▸ Problem
Put each line from the start of the items through the line containing "watermark-text: TheBottleneck.com xyxy=(598,4,790,30)", inclusive, into a JSON list of strings, one string per line, with blank lines omitted.

— Start Record excerpts —

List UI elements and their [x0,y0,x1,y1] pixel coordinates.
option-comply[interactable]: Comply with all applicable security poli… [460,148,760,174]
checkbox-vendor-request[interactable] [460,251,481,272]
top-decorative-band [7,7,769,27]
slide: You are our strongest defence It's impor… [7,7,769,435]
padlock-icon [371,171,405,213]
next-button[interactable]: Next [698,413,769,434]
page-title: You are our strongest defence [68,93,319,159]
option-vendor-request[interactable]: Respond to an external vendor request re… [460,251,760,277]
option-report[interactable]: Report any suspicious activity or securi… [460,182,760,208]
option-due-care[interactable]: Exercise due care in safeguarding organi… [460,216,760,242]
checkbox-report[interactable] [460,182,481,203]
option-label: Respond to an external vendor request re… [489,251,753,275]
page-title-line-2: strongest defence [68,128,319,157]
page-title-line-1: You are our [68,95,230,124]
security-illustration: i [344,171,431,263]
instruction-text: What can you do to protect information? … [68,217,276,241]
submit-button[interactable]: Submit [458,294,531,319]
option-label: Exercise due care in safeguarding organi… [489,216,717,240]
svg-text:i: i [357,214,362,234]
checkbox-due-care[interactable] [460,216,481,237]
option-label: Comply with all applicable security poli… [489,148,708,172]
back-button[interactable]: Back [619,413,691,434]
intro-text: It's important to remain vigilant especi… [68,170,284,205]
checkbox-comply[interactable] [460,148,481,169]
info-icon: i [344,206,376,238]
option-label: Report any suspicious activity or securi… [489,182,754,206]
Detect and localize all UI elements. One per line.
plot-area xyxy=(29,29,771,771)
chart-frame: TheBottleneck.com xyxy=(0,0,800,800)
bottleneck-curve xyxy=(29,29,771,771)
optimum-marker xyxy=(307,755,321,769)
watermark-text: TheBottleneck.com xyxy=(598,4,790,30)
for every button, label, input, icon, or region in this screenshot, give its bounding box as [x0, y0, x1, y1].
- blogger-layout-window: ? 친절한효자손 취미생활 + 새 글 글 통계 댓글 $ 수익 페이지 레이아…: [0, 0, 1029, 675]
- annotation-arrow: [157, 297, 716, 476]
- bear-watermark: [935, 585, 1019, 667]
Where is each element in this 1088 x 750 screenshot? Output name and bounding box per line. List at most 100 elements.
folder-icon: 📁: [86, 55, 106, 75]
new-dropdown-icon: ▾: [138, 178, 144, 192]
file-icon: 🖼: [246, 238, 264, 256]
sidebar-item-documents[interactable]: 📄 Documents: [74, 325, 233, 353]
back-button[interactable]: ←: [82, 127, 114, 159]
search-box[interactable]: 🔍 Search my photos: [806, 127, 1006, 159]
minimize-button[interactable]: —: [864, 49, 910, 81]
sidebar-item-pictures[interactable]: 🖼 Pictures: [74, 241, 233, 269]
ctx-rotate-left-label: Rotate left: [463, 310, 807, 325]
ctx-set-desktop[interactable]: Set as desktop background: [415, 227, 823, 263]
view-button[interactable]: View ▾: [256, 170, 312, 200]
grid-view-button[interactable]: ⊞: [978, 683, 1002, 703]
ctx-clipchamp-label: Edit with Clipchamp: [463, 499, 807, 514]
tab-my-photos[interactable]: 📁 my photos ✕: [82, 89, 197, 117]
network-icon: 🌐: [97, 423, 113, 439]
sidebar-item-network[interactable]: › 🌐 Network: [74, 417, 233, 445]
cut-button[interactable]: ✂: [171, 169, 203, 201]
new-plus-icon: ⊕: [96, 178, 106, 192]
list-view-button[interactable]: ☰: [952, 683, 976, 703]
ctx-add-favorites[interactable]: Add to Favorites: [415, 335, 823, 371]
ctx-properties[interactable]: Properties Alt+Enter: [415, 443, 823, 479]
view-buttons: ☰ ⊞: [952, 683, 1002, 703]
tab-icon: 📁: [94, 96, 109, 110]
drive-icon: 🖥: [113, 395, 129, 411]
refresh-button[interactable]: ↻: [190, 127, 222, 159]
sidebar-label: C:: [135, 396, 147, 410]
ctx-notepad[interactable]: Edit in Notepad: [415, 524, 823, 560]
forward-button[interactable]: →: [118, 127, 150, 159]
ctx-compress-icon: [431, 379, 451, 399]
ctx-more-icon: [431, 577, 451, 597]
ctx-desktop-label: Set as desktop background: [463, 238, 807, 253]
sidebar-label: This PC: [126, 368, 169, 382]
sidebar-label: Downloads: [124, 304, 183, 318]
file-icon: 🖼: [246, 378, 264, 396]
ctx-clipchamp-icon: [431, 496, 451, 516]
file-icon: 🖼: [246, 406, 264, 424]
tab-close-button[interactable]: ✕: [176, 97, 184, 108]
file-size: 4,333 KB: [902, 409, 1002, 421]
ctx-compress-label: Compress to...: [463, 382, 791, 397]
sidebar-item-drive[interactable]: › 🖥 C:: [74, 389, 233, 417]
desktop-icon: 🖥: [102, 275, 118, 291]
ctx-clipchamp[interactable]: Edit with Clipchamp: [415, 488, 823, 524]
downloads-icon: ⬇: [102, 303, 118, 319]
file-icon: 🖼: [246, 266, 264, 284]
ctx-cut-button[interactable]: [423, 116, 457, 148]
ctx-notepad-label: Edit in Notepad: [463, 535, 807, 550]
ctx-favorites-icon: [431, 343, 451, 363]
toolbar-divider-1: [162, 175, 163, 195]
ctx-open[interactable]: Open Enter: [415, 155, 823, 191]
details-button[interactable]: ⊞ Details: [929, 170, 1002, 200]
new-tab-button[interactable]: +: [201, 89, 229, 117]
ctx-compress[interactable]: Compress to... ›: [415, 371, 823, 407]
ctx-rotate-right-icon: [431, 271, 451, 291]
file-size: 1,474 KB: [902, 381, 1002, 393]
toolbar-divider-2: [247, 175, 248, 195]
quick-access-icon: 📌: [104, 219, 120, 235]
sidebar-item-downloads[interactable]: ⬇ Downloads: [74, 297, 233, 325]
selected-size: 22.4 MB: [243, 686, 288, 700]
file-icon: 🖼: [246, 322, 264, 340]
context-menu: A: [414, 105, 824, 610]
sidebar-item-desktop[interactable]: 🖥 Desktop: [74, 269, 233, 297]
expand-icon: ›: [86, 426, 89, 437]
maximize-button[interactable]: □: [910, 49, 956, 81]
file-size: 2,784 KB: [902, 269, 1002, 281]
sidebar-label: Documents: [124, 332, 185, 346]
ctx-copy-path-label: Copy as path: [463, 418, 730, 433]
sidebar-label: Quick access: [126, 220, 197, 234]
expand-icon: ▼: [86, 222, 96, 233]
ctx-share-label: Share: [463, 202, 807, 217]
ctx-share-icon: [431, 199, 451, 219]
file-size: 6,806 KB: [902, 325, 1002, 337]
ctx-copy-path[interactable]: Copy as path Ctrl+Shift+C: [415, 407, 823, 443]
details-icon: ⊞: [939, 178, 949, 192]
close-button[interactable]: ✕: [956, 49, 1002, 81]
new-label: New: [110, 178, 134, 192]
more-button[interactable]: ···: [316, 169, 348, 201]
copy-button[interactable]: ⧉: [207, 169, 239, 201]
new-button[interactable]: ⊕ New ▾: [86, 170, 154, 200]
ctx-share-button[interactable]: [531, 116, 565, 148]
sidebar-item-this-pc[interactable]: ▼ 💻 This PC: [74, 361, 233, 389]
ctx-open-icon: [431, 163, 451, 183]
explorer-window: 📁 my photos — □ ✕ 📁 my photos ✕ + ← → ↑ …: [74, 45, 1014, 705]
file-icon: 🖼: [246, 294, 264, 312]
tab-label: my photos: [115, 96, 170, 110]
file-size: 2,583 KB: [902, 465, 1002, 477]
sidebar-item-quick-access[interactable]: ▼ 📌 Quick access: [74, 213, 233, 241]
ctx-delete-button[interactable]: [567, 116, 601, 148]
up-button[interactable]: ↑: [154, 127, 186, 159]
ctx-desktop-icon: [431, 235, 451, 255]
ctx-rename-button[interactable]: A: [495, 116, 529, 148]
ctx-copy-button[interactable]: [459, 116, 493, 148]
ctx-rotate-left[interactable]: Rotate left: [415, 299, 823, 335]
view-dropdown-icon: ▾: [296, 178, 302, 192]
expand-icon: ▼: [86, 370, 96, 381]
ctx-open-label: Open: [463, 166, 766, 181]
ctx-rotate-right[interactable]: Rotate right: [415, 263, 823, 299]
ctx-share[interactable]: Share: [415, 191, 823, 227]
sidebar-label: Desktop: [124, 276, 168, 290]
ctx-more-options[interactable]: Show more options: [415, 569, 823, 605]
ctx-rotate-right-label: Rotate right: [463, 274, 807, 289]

— End Record excerpts —

▸ Response
[
  "List UI elements and their [x0,y0,x1,y1] pixel coordinates.",
  "option-comply[interactable]: Comply with all applicable security poli… [460,148,760,174]",
  "checkbox-vendor-request[interactable] [460,251,481,272]",
  "top-decorative-band [7,7,769,27]",
  "slide: You are our strongest defence It's impor… [7,7,769,435]",
  "padlock-icon [371,171,405,213]",
  "next-button[interactable]: Next [698,413,769,434]",
  "page-title: You are our strongest defence [68,93,319,159]",
  "option-vendor-request[interactable]: Respond to an external vendor request re… [460,251,760,277]",
  "option-report[interactable]: Report any suspicious activity or securi… [460,182,760,208]",
  "option-due-care[interactable]: Exercise due care in safeguarding organi… [460,216,760,242]",
  "checkbox-report[interactable] [460,182,481,203]",
  "option-label: Respond to an external vendor request re… [489,251,753,275]",
  "page-title-line-2: strongest defence [68,128,319,157]",
  "page-title-line-1: You are our [68,95,230,124]",
  "security-illustration: i [344,171,431,263]",
  "instruction-text: What can you do to protect information? … [68,217,276,241]",
  "submit-button[interactable]: Submit [458,294,531,319]",
  "option-label: Exercise due care in safeguarding organi… [489,216,717,240]",
  "svg-text:i: i [357,214,362,234]",
  "checkbox-due-care[interactable] [460,216,481,237]",
  "option-label: Comply with all applicable security poli… [489,148,708,172]",
  "back-button[interactable]: Back [619,413,691,434]",
  "intro-text: It's important to remain vigilant especi… [68,170,284,205]",
  "checkbox-comply[interactable] [460,148,481,169]",
  "info-icon: i [344,206,376,238]",
  "option-label: Report any suspicious activity or securi… [489,182,754,206]",
  "Detect and localize all UI elements. One per line.",
  "plot-area xyxy=(29,29,771,771)",
  "chart-frame: TheBottleneck.com xyxy=(0,0,800,800)",
  "bottleneck-curve xyxy=(29,29,771,771)",
  "optimum-marker xyxy=(307,755,321,769)",
  "watermark-text: TheBottleneck.com xyxy=(598,4,790,30)"
]